» **Short problem**
Give only the number of lines in the data that include the string "text".

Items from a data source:
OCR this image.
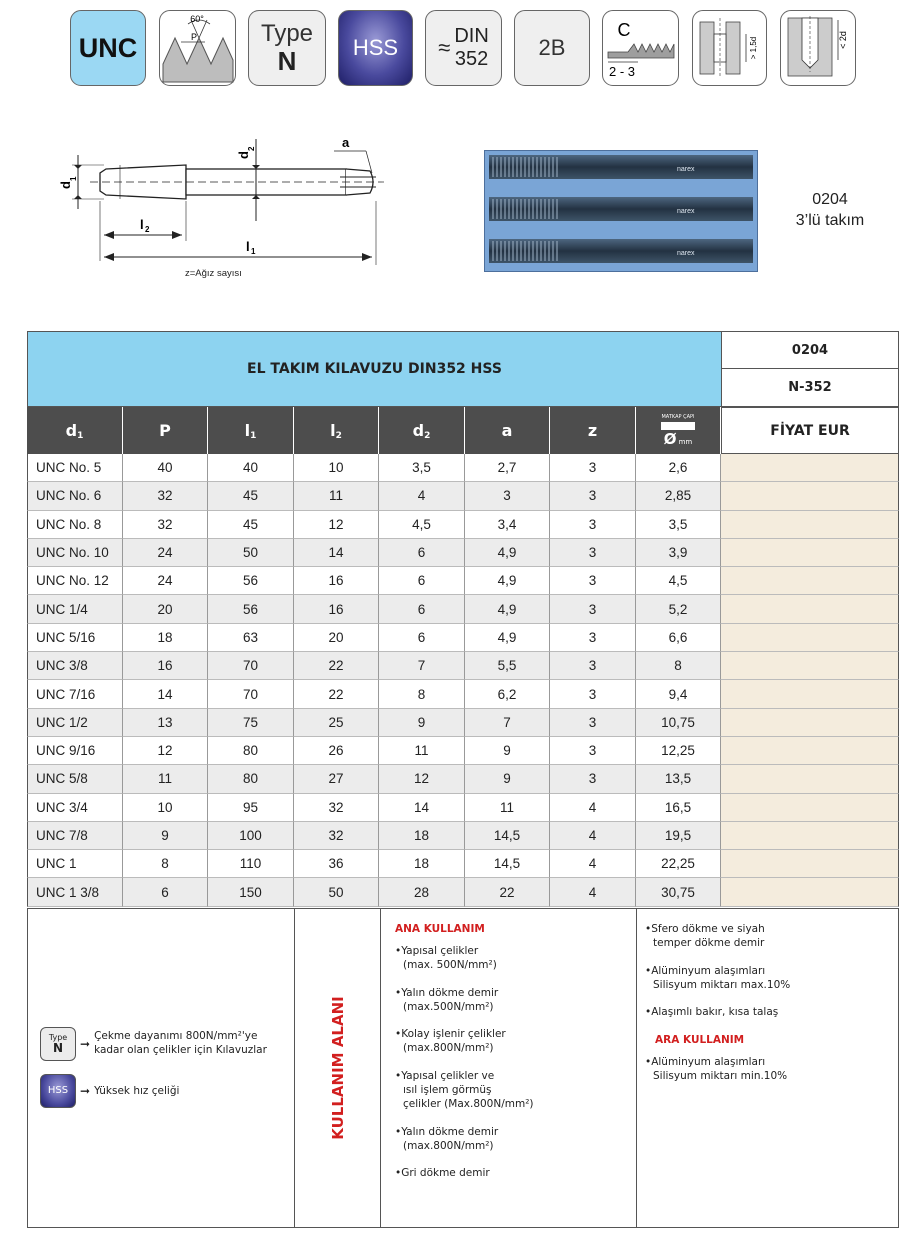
UNC
60°
P	Type
N	HSS ≈ DIN
352 2B
C
2 - 3
> 1,5d	< 2d
d
1
d
2	a
l 2
l 1
z=Ağız sayısı
narex
narex
narex
0204
3’lü takım
EL TAKIM KILAVUZU DIN352 HSS
0204
N-352
d 1	P	l 1	l 2	d 2	a	z
MATKAP ÇAPI
Ømm
FİYAT EUR
UNC No. 5	40	40	10	3,5	2,7	3	2,6
UNC No. 6	32	45	11	4	3	3	2,85
UNC No. 8	32	45	12	4,5	3,4	3	3,5
UNC No. 10	24	50	14	6	4,9	3	3,9
UNC No. 12	24	56	16	6	4,9	3	4,5
UNC 1/4	20	56	16	6	4,9	3	5,2
UNC 5/16	18	63	20	6	4,9	3	6,6
UNC 3/8	16	70	22	7	5,5	3	8
UNC 7/16	14	70	22	8	6,2	3	9,4
UNC 1/2	13	75	25	9	7	3	10,75
UNC 9/16	12	80	26	11	9	3	12,25
UNC 5/8	11	80	27	12	9	3	13,5
UNC 3/4	10	95	32	14	11	4	16,5
UNC 7/8	9	100	32	18	14,5	4	19,5
UNC 1	8	110	36	18	14,5	4	22,25
UNC 1 3/8	6	150	50	28	22	4	30,75
Type
N ➞
Çekme dayanımı 800N/mm²'ye
kadar olan çelikler için Kılavuzlar
HSS ➞ Yüksek hız çeliği	KULLANIM ALANI
ANA KULLANIM
• Yapısal çelikler
(max. 500N/mm²)
• Yalın dökme demir
(max.500N/mm²)
• Kolay işlenir çelikler
(max.800N/mm²)
• Yapısal çelikler ve
ısıl işlem görmüş
çelikler (Max.800N/mm²)
• Yalın dökme demir
(max.800N/mm²)
• Gri dökme demir
• Sfero dökme ve siyah
temper dökme demir
• Alüminyum alaşımları
Silisyum miktarı max.10%
• Alaşımlı bakır, kısa talaş
ARA KULLANIM
• Alüminyum alaşımları
Silisyum miktarı min.10%
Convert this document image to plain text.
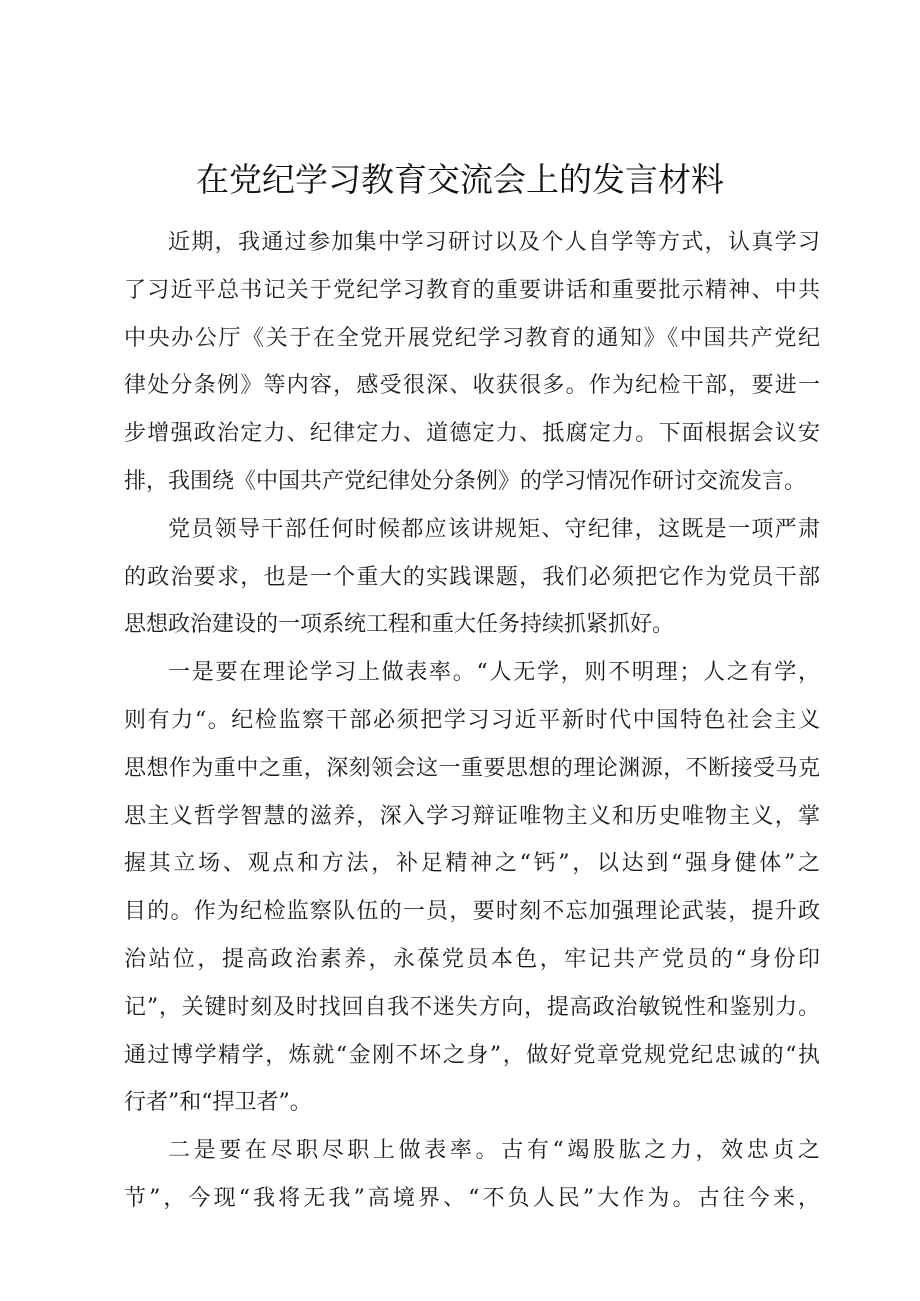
在党纪学习教育交流会上的发言材料
近期，我通过参加集中学习研讨以及个人自学等方式，认真学习
了习近平总书记关于党纪学习教育的重要讲话和重要批示精神、中共
中央办公厅《关于在全党开展党纪学习教育的通知》《中国共产党纪
律处分条例》等内容，感受很深、收获很多。作为纪检干部，要进一
步增强政治定力、纪律定力、道德定力、抵腐定力。下面根据会议安
排，我围绕《中国共产党纪律处分条例》的学习情况作研讨交流发言。
党员领导干部任何时候都应该讲规矩、守纪律，这既是一项严肃
的政治要求，也是一个重大的实践课题，我们必须把它作为党员干部
思想政治建设的一项系统工程和重大任务持续抓紧抓好。
一是要在理论学习上做表率。“人无学，则不明理；人之有学，
则有力“。纪检监察干部必须把学习习近平新时代中国特色社会主义
思想作为重中之重，深刻领会这一重要思想的理论渊源，不断接受马克
思主义哲学智慧的滋养，深入学习辩证唯物主义和历史唯物主义，掌
握其立场、观点和方法，补足精神之“钙”，以达到“强身健体”之
目的。作为纪检监察队伍的一员，要时刻不忘加强理论武装，提升政
治站位，提高政治素养，永葆党员本色，牢记共产党员的“身份印
记”，关键时刻及时找回自我不迷失方向，提高政治敏锐性和鉴别力。
通过博学精学，炼就“金刚不坏之身”，做好党章党规党纪忠诚的“执
行者”和“捍卫者”。
二是要在尽职尽职上做表率。古有“竭股肱之力，效忠贞之
节”，今现“我将无我”高境界、“不负人民”大作为。古往今来，
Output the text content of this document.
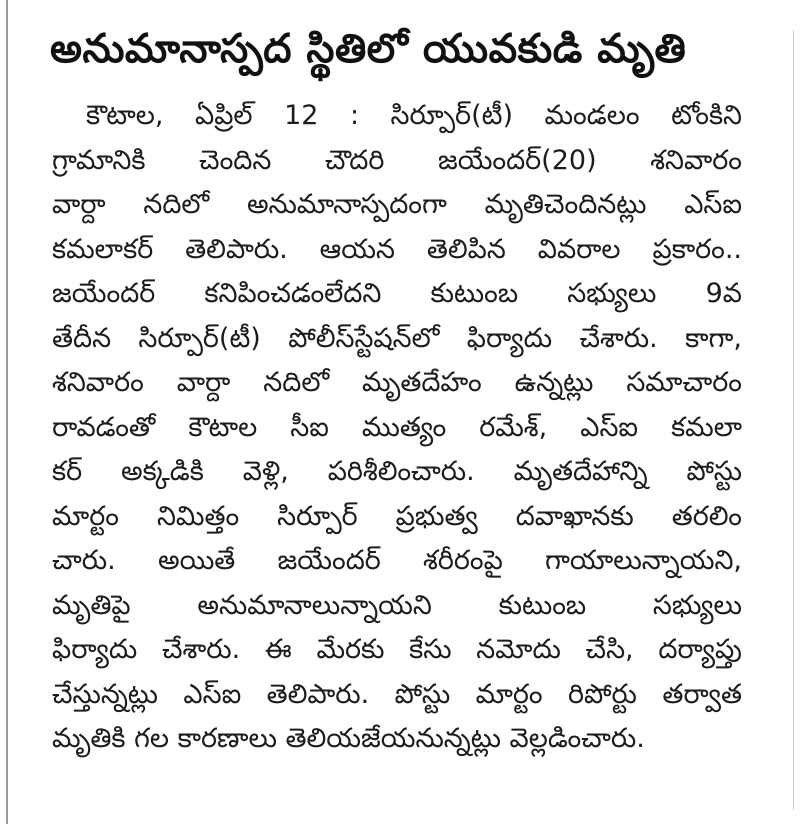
అనుమానాస్పద స్థితిలో యువకుడి మృతి
కౌటాల, ఏప్రిల్ 12 : సిర్పూర్(టీ) మండలం టోంకిని
గ్రామానికి చెందిన చౌదరి జయేందర్(20) శనివారం
వార్దా నదిలో అనుమానాస్పదంగా మృతిచెందినట్లు ఎస్ఐ
కమలాకర్ తెలిపారు. ఆయన తెలిపిన వివరాల ప్రకారం..
జయేందర్ కనిపించడంలేదని కుటుంబ సభ్యులు 9వ
తేదీన సిర్పూర్(టీ) పోలీస్‌స్టేషన్‌లో ఫిర్యాదు చేశారు. కాగా,
శనివారం వార్దా నదిలో మృతదేహం ఉన్నట్లు సమాచారం
రావడంతో కౌటాల సీఐ ముత్యం రమేశ్, ఎస్ఐ కమలా
కర్ అక్కడికి వెళ్లి, పరిశీలించారు. మృతదేహాన్ని పోస్టు
మార్టం నిమిత్తం సిర్పూర్ ప్రభుత్వ దవాఖానకు తరలిం
చారు. అయితే జయేందర్ శరీరంపై గాయాలున్నాయని,
మృతిపై అనుమానాలున్నాయని కుటుంబ సభ్యులు
ఫిర్యాదు చేశారు. ఈ మేరకు కేసు నమోదు చేసి, దర్యాప్తు
చేస్తున్నట్లు ఎస్ఐ తెలిపారు. పోస్టు మార్టం రిపోర్టు తర్వాత
మృతికి గల కారణాలు తెలియజేయనున్నట్లు వెల్లడించారు.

» **Full output**
2